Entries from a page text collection

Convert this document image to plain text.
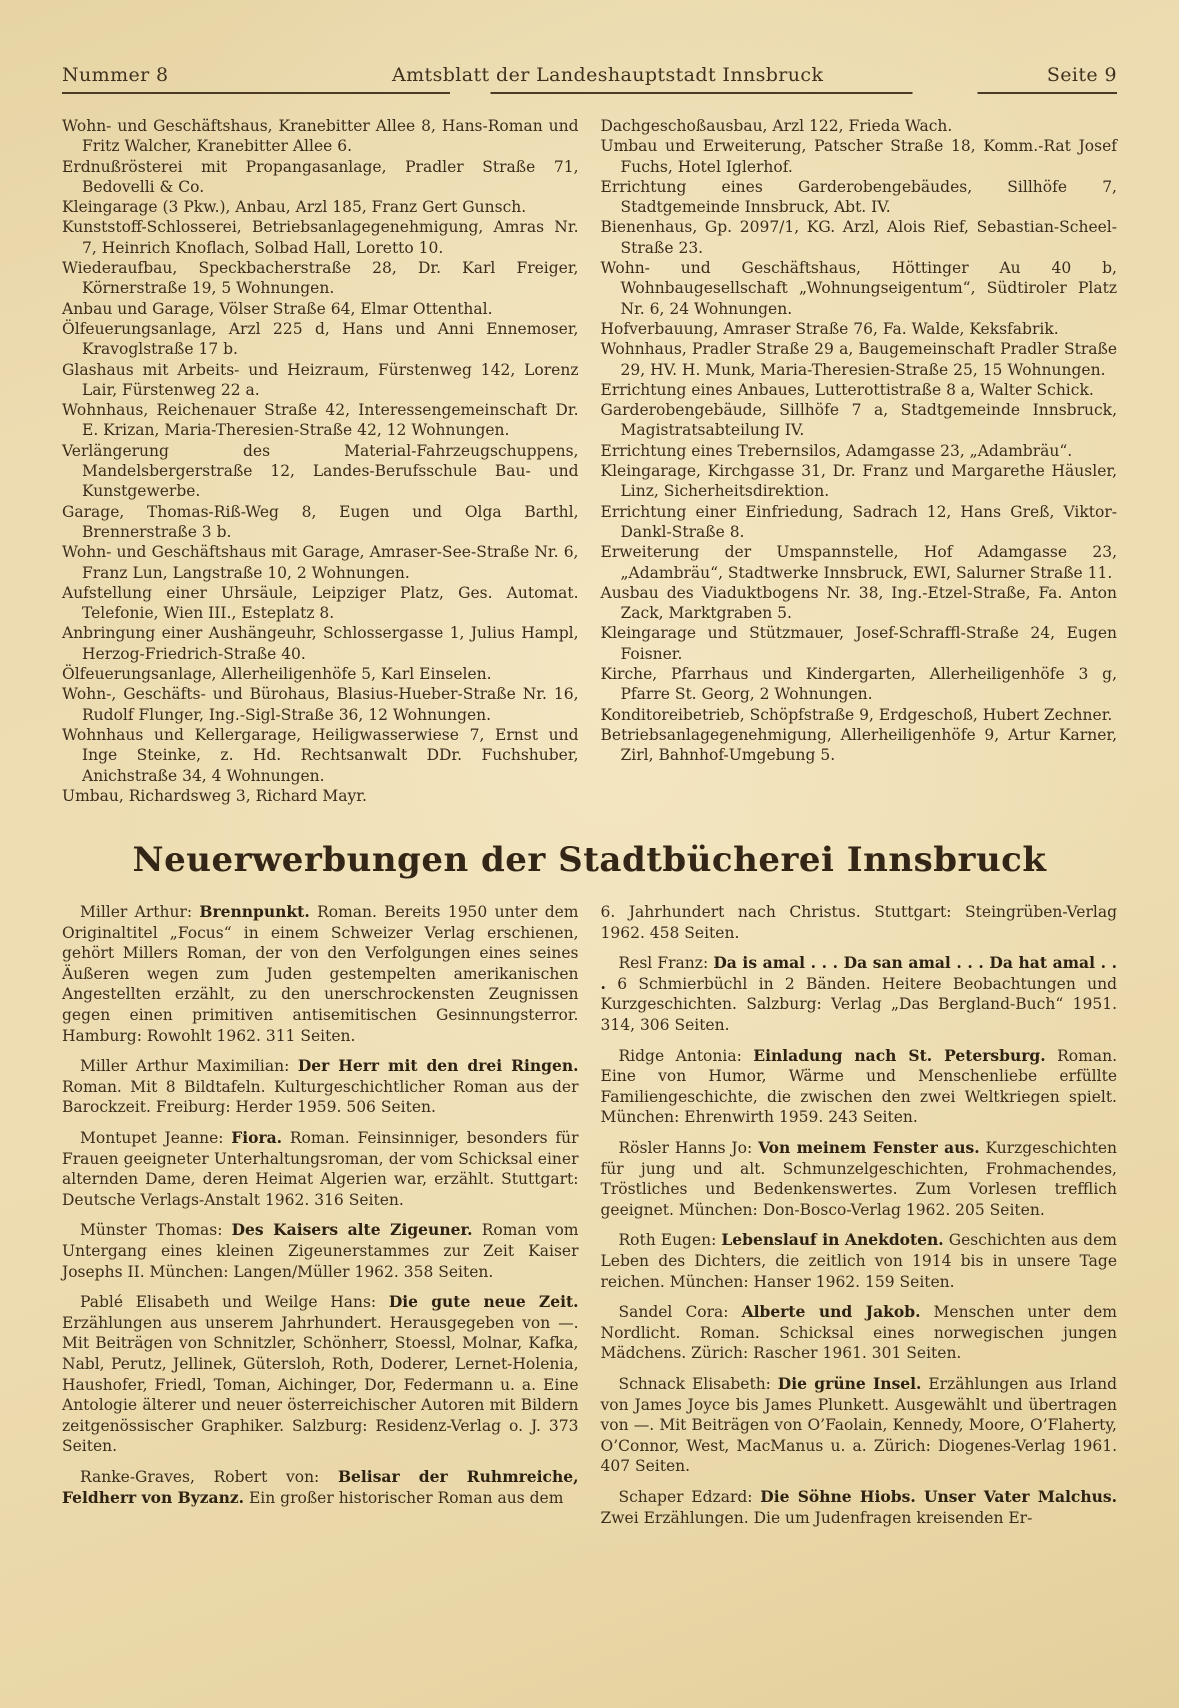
Nummer 8	Amtsblatt der Landeshauptstadt Innsbruck	Seite 9

Wohn- und Geschäftshaus, Kranebitter Allee 8, Hans-Roman und Fritz Walcher, Kranebitter Allee 6.

Erdnußrösterei mit Propangasanlage, Pradler Straße 71, Bedovelli & Co.

Kleingarage (3 Pkw.), Anbau, Arzl 185, Franz Gert Gunsch.

Kunststoff-Schlosserei, Betriebsanlagegenehmigung, Amras Nr. 7, Heinrich Knoflach, Solbad Hall, Loretto 10.

Wiederaufbau, Speckbacherstraße 28, Dr. Karl Freiger, Körnerstraße 19, 5 Wohnungen.

Anbau und Garage, Völser Straße 64, Elmar Ottenthal.

Ölfeuerungsanlage, Arzl 225 d, Hans und Anni Ennemoser, Kravoglstraße 17 b.

Glashaus mit Arbeits- und Heizraum, Fürstenweg 142, Lorenz Lair, Fürstenweg 22 a.

Wohnhaus, Reichenauer Straße 42, Interessengemeinschaft Dr. E. Krizan, Maria-Theresien-Straße 42, 12 Wohnungen.

Verlängerung des Material-Fahrzeugschuppens, Mandelsbergerstraße 12, Landes-Berufsschule Bau- und Kunstgewerbe.

Garage, Thomas-Riß-Weg 8, Eugen und Olga Barthl, Brennerstraße 3 b.

Wohn- und Geschäftshaus mit Garage, Amraser-See-Straße Nr. 6, Franz Lun, Langstraße 10, 2 Wohnungen.

Aufstellung einer Uhrsäule, Leipziger Platz, Ges. Automat. Telefonie, Wien III., Esteplatz 8.

Anbringung einer Aushängeuhr, Schlossergasse 1, Julius Hampl, Herzog-Friedrich-Straße 40.

Ölfeuerungsanlage, Allerheiligenhöfe 5, Karl Einselen.

Wohn-, Geschäfts- und Bürohaus, Blasius-Hueber-Straße Nr. 16, Rudolf Flunger, Ing.-Sigl-Straße 36, 12 Wohnungen.

Wohnhaus und Kellergarage, Heiligwasserwiese 7, Ernst und Inge Steinke, z. Hd. Rechtsanwalt DDr. Fuchshuber, Anichstraße 34, 4 Wohnungen.

Umbau, Richardsweg 3, Richard Mayr.

Dachgeschoßausbau, Arzl 122, Frieda Wach.

Umbau und Erweiterung, Patscher Straße 18, Komm.-Rat Josef Fuchs, Hotel Iglerhof.

Errichtung eines Garderobengebäudes, Sillhöfe 7, Stadtgemeinde Innsbruck, Abt. IV.

Bienenhaus, Gp. 2097/1, KG. Arzl, Alois Rief, Sebastian-Scheel-Straße 23.

Wohn- und Geschäftshaus, Höttinger Au 40 b, Wohnbaugesellschaft „Wohnungseigentum“, Südtiroler Platz Nr. 6, 24 Wohnungen.

Hofverbauung, Amraser Straße 76, Fa. Walde, Keksfabrik.

Wohnhaus, Pradler Straße 29 a, Baugemeinschaft Pradler Straße 29, HV. H. Munk, Maria-Theresien-Straße 25, 15 Wohnungen.

Errichtung eines Anbaues, Lutterottistraße 8 a, Walter Schick.

Garderobengebäude, Sillhöfe 7 a, Stadtgemeinde Innsbruck, Magistratsabteilung IV.

Errichtung eines Trebernsilos, Adamgasse 23, „Adambräu“.

Kleingarage, Kirchgasse 31, Dr. Franz und Margarethe Häusler, Linz, Sicherheitsdirektion.

Errichtung einer Einfriedung, Sadrach 12, Hans Greß, Viktor-Dankl-Straße 8.

Erweiterung der Umspannstelle, Hof Adamgasse 23, „Adambräu“, Stadtwerke Innsbruck, EWI, Salurner Straße 11.

Ausbau des Viaduktbogens Nr. 38, Ing.-Etzel-Straße, Fa. Anton Zack, Marktgraben 5.

Kleingarage und Stützmauer, Josef-Schraffl-Straße 24, Eugen Foisner.

Kirche, Pfarrhaus und Kindergarten, Allerheiligenhöfe 3 g, Pfarre St. Georg, 2 Wohnungen.

Konditoreibetrieb, Schöpfstraße 9, Erdgeschoß, Hubert Zechner.

Betriebsanlagegenehmigung, Allerheiligenhöfe 9, Artur Karner, Zirl, Bahnhof-Umgebung 5.

Neuerwerbungen der Stadtbücherei Innsbruck

Miller Arthur: Brennpunkt. Roman. Bereits 1950 unter dem Originaltitel „Focus“ in einem Schweizer Verlag erschienen, gehört Millers Roman, der von den Verfolgungen eines seines Äußeren wegen zum Juden gestempelten amerikanischen Angestellten erzählt, zu den unerschrockensten Zeugnissen gegen einen primitiven antisemitischen Gesinnungsterror. Hamburg: Rowohlt 1962. 311 Seiten.

Miller Arthur Maximilian: Der Herr mit den drei Ringen. Roman. Mit 8 Bildtafeln. Kulturgeschichtlicher Roman aus der Barockzeit. Freiburg: Herder 1959. 506 Seiten.

Montupet Jeanne: Fiora. Roman. Feinsinniger, besonders für Frauen geeigneter Unterhaltungsroman, der vom Schicksal einer alternden Dame, deren Heimat Algerien war, erzählt. Stuttgart: Deutsche Verlags-Anstalt 1962. 316 Seiten.

Münster Thomas: Des Kaisers alte Zigeuner. Roman vom Untergang eines kleinen Zigeunerstammes zur Zeit Kaiser Josephs II. München: Langen/Müller 1962. 358 Seiten.

Pablé Elisabeth und Weilge Hans: Die gute neue Zeit. Erzählungen aus unserem Jahrhundert. Herausgegeben von —. Mit Beiträgen von Schnitzler, Schönherr, Stoessl, Molnar, Kafka, Nabl, Perutz, Jellinek, Gütersloh, Roth, Doderer, Lernet-Holenia, Haushofer, Friedl, Toman, Aichinger, Dor, Federmann u. a. Eine Antologie älterer und neuer österreichischer Autoren mit Bildern zeitgenössischer Graphiker. Salzburg: Residenz-Verlag o. J. 373 Seiten.

Ranke-Graves, Robert von: Belisar der Ruhmreiche, Feldherr von Byzanz. Ein großer historischer Roman aus dem

6. Jahrhundert nach Christus. Stuttgart: Steingrüben-Verlag 1962. 458 Seiten.

Resl Franz: Da is amal . . . Da san amal . . . Da hat amal . . . 6 Schmierbüchl in 2 Bänden. Heitere Beobachtungen und Kurzgeschichten. Salzburg: Verlag „Das Bergland-Buch“ 1951. 314, 306 Seiten.

Ridge Antonia: Einladung nach St. Petersburg. Roman. Eine von Humor, Wärme und Menschenliebe erfüllte Familiengeschichte, die zwischen den zwei Weltkriegen spielt. München: Ehrenwirth 1959. 243 Seiten.

Rösler Hanns Jo: Von meinem Fenster aus. Kurzgeschichten für jung und alt. Schmunzelgeschichten, Frohmachendes, Tröstliches und Bedenkenswertes. Zum Vorlesen trefflich geeignet. München: Don-Bosco-Verlag 1962. 205 Seiten.

Roth Eugen: Lebenslauf in Anekdoten. Geschichten aus dem Leben des Dichters, die zeitlich von 1914 bis in unsere Tage reichen. München: Hanser 1962. 159 Seiten.

Sandel Cora: Alberte und Jakob. Menschen unter dem Nordlicht. Roman. Schicksal eines norwegischen jungen Mädchens. Zürich: Rascher 1961. 301 Seiten.

Schnack Elisabeth: Die grüne Insel. Erzählungen aus Irland von James Joyce bis James Plunkett. Ausgewählt und übertragen von —. Mit Beiträgen von O’Faolain, Kennedy, Moore, O’Flaherty, O’Connor, West, MacManus u. a. Zürich: Diogenes-Verlag 1961. 407 Seiten.

Schaper Edzard: Die Söhne Hiobs. Unser Vater Malchus. Zwei Erzählungen. Die um Judenfragen kreisenden Er-
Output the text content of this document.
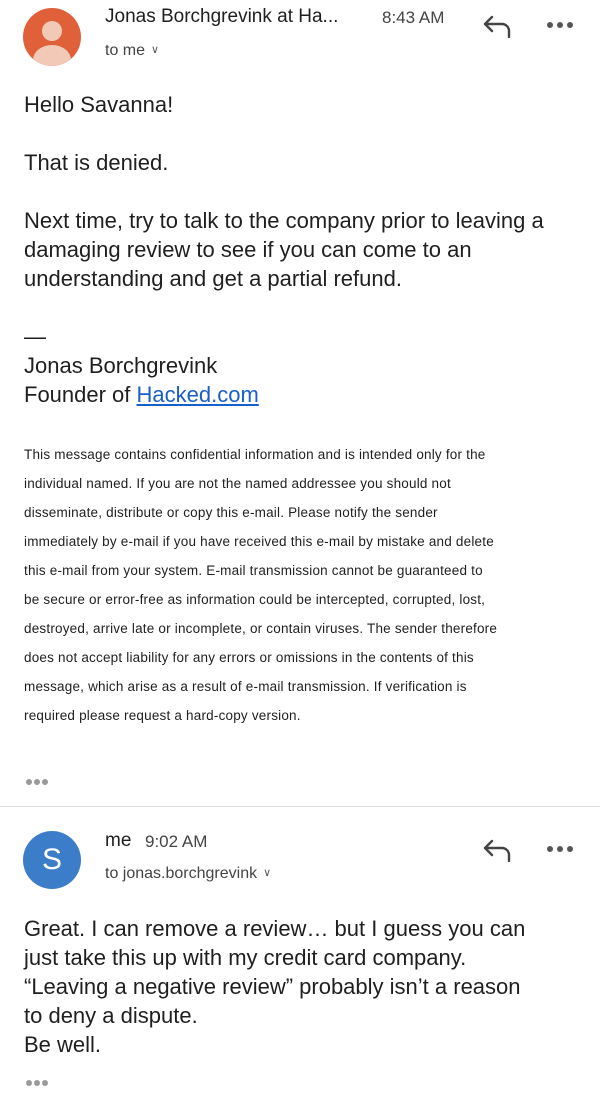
Jonas Borchgrevink at Ha...	8:43 AM
to me ∨

Hello Savanna!

That is denied.

Next time, try to talk to the company prior to leaving a damaging review to see if you can come to an understanding and get a partial refund.

—

Jonas Borchgrevink

Founder of Hacked.com

This message contains confidential information and is intended only for the
individual named. If you are not the named addressee you should not
disseminate, distribute or copy this e-mail. Please notify the sender
immediately by e-mail if you have received this e-mail by mistake and delete
this e-mail from your system. E-mail transmission cannot be guaranteed to
be secure or error-free as information could be intercepted, corrupted, lost,
destroyed, arrive late or incomplete, or contain viruses. The sender therefore
does not accept liability for any errors or omissions in the contents of this
message, which arise as a result of e-mail transmission. If verification is
required please request a hard-copy version.
S
me 9:02 AM
to jonas.borchgrevink ∨
Great. I can remove a review… but I guess you can
just take this up with my credit card company.
“Leaving a negative review” probably isn’t a reason
to deny a dispute.
Be well.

- [Required work]
Whenever a line of the data above includes the word "Erweiterung", copy that line.

- [Response]
Umbau und Erweiterung, Patscher Straße 18, Komm.-Rat Josef Fuchs, Hotel Iglerhof.
Erweiterung der Umspannstelle, Hof Adamgasse 23, „Adambräu“, Stadtwerke Innsbruck, EWI, Salurner Straße 11.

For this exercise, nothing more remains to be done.